• SHORT TASK: Output the records exactly as they appear, with no pictures included.

• RAW DATA:
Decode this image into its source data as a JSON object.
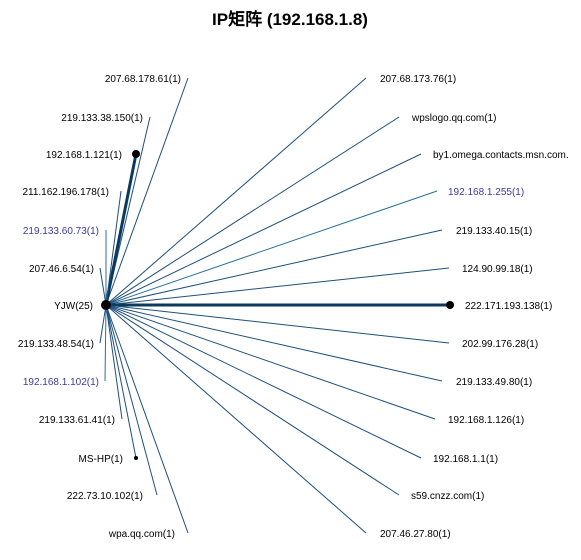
{
  "title": "IP矩阵 (192.168.1.8)",
  "colors": {
    "background": "#ffffff",
    "line_default": "#1f4f7c",
    "line_highlight": "#2a6fa0",
    "hub_line": "#0c3a5e",
    "text_default": "#000000",
    "text_highlight": "#3a3aa0",
    "dot": "#000000"
  },
  "hub": {
    "label": "YJW(25)"
  },
  "nodes_left": [
    {
      "label": "207.68.178.61(1)",
      "highlight": false,
      "heavy": false,
      "dot": false
    },
    {
      "label": "219.133.38.150(1)",
      "highlight": false,
      "heavy": false,
      "dot": false
    },
    {
      "label": "192.168.1.121(1)",
      "highlight": false,
      "heavy": true,
      "dot": true
    },
    {
      "label": "211.162.196.178(1)",
      "highlight": false,
      "heavy": false,
      "dot": false
    },
    {
      "label": "219.133.60.73(1)",
      "highlight": true,
      "heavy": false,
      "dot": false
    },
    {
      "label": "207.46.6.54(1)",
      "highlight": false,
      "heavy": false,
      "dot": false
    },
    {
      "label": "219.133.48.54(1)",
      "highlight": false,
      "heavy": false,
      "dot": false
    },
    {
      "label": "192.168.1.102(1)",
      "highlight": true,
      "heavy": false,
      "dot": false
    },
    {
      "label": "219.133.61.41(1)",
      "highlight": false,
      "heavy": false,
      "dot": false
    },
    {
      "label": "MS-HP(1)",
      "highlight": false,
      "heavy": false,
      "dot": true
    },
    {
      "label": "222.73.10.102(1)",
      "highlight": false,
      "heavy": false,
      "dot": false
    },
    {
      "label": "wpa.qq.com(1)",
      "highlight": false,
      "heavy": false,
      "dot": false
    }
  ],
  "nodes_right": [
    {
      "label": "207.68.173.76(1)",
      "highlight": false,
      "heavy": false,
      "dot": false
    },
    {
      "label": "wpslogo.qq.com(1)",
      "highlight": false,
      "heavy": false,
      "dot": false
    },
    {
      "label": "by1.omega.contacts.msn.com.",
      "highlight": false,
      "heavy": false,
      "dot": false
    },
    {
      "label": "192.168.1.255(1)",
      "highlight": true,
      "heavy": false,
      "dot": false
    },
    {
      "label": "219.133.40.15(1)",
      "highlight": false,
      "heavy": false,
      "dot": false
    },
    {
      "label": "124.90.99.18(1)",
      "highlight": false,
      "heavy": false,
      "dot": false
    },
    {
      "label": "222.171.193.138(1)",
      "highlight": false,
      "heavy": true,
      "dot": true
    },
    {
      "label": "202.99.176.28(1)",
      "highlight": false,
      "heavy": false,
      "dot": false
    },
    {
      "label": "219.133.49.80(1)",
      "highlight": false,
      "heavy": false,
      "dot": false
    },
    {
      "label": "192.168.1.126(1)",
      "highlight": false,
      "heavy": false,
      "dot": false
    },
    {
      "label": "192.168.1.1(1)",
      "highlight": false,
      "heavy": false,
      "dot": false
    },
    {
      "label": "s59.cnzz.com(1)",
      "highlight": false,
      "heavy": false,
      "dot": false
    },
    {
      "label": "207.46.27.80(1)",
      "highlight": false,
      "heavy": false,
      "dot": false
    }
  ]
}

• FULL RESPONSE:
Decode this image into its source data as a JSON object.
{
  "title": "IP矩阵 (192.168.1.8)",
  "colors": {
    "background": "#ffffff",
    "line_default": "#1f4f7c",
    "line_highlight": "#2a6fa0",
    "hub_line": "#0c3a5e",
    "text_default": "#000000",
    "text_highlight": "#3a3aa0",
    "dot": "#000000"
  },
  "hub": {
    "label": "YJW(25)"
  },
  "nodes_left": [
    {
      "label": "207.68.178.61(1)",
      "highlight": false,
      "heavy": false,
      "dot": false
    },
    {
      "label": "219.133.38.150(1)",
      "highlight": false,
      "heavy": false,
      "dot": false
    },
    {
      "label": "192.168.1.121(1)",
      "highlight": false,
      "heavy": true,
      "dot": true
    },
    {
      "label": "211.162.196.178(1)",
      "highlight": false,
      "heavy": false,
      "dot": false
    },
    {
      "label": "219.133.60.73(1)",
      "highlight": true,
      "heavy": false,
      "dot": false
    },
    {
      "label": "207.46.6.54(1)",
      "highlight": false,
      "heavy": false,
      "dot": false
    },
    {
      "label": "219.133.48.54(1)",
      "highlight": false,
      "heavy": false,
      "dot": false
    },
    {
      "label": "192.168.1.102(1)",
      "highlight": true,
      "heavy": false,
      "dot": false
    },
    {
      "label": "219.133.61.41(1)",
      "highlight": false,
      "heavy": false,
      "dot": false
    },
    {
      "label": "MS-HP(1)",
      "highlight": false,
      "heavy": false,
      "dot": true
    },
    {
      "label": "222.73.10.102(1)",
      "highlight": false,
      "heavy": false,
      "dot": false
    },
    {
      "label": "wpa.qq.com(1)",
      "highlight": false,
      "heavy": false,
      "dot": false
    }
  ],
  "nodes_right": [
    {
      "label": "207.68.173.76(1)",
      "highlight": false,
      "heavy": false,
      "dot": false
    },
    {
      "label": "wpslogo.qq.com(1)",
      "highlight": false,
      "heavy": false,
      "dot": false
    },
    {
      "label": "by1.omega.contacts.msn.com.",
      "highlight": false,
      "heavy": false,
      "dot": false
    },
    {
      "label": "192.168.1.255(1)",
      "highlight": true,
      "heavy": false,
      "dot": false
    },
    {
      "label": "219.133.40.15(1)",
      "highlight": false,
      "heavy": false,
      "dot": false
    },
    {
      "label": "124.90.99.18(1)",
      "highlight": false,
      "heavy": false,
      "dot": false
    },
    {
      "label": "222.171.193.138(1)",
      "highlight": false,
      "heavy": true,
      "dot": true
    },
    {
      "label": "202.99.176.28(1)",
      "highlight": false,
      "heavy": false,
      "dot": false
    },
    {
      "label": "219.133.49.80(1)",
      "highlight": false,
      "heavy": false,
      "dot": false
    },
    {
      "label": "192.168.1.126(1)",
      "highlight": false,
      "heavy": false,
      "dot": false
    },
    {
      "label": "192.168.1.1(1)",
      "highlight": false,
      "heavy": false,
      "dot": false
    },
    {
      "label": "s59.cnzz.com(1)",
      "highlight": false,
      "heavy": false,
      "dot": false
    },
    {
      "label": "207.46.27.80(1)",
      "highlight": false,
      "heavy": false,
      "dot": false
    }
  ]
}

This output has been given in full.